◆ **Problem to solve**
Pull every line of the entries that has the word "métiers".

◆ **Stored rows**
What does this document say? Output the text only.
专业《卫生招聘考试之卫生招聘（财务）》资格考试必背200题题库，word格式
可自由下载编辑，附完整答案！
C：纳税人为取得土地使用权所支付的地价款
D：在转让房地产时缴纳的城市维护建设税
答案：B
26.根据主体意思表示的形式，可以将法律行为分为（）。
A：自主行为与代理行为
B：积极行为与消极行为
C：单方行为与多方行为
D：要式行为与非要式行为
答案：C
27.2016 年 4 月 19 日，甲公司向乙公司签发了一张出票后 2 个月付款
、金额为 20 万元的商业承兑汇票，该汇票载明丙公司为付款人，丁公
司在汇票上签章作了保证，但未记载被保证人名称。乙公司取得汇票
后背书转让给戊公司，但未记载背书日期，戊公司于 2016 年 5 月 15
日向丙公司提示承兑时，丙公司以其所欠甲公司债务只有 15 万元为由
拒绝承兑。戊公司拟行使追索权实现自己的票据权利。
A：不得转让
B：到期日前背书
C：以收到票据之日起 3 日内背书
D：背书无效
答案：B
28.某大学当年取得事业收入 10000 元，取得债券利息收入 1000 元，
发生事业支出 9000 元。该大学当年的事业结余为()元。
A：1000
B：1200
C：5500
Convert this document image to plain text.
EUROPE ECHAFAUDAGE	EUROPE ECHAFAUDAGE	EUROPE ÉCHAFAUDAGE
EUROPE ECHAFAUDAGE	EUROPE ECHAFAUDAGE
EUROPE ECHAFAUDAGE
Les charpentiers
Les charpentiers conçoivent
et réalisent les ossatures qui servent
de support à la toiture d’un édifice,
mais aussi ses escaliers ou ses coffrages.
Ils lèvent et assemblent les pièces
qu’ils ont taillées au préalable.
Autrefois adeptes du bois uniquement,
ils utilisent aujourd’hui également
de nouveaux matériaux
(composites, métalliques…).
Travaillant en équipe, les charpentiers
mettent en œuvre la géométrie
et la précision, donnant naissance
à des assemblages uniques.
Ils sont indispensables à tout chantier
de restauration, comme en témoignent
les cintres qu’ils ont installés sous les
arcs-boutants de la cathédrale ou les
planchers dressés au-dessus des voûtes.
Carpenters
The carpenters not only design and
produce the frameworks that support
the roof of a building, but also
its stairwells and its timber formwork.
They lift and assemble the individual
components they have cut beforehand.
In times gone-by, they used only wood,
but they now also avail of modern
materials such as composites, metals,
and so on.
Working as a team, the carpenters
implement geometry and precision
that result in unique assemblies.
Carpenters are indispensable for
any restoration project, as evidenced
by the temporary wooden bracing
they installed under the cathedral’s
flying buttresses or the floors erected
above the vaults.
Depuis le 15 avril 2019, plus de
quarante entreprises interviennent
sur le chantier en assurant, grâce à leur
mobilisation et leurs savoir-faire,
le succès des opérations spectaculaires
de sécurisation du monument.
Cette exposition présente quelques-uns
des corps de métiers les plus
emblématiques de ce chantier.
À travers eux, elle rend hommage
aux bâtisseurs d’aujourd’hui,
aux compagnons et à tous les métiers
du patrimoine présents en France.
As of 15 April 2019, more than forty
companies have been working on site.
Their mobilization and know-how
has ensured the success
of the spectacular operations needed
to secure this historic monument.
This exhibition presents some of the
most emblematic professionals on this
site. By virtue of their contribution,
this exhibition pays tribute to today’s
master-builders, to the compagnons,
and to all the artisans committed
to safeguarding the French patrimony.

◆ **Exercise response**
des corps de métiers les plus
aux compagnons et à tous les métiers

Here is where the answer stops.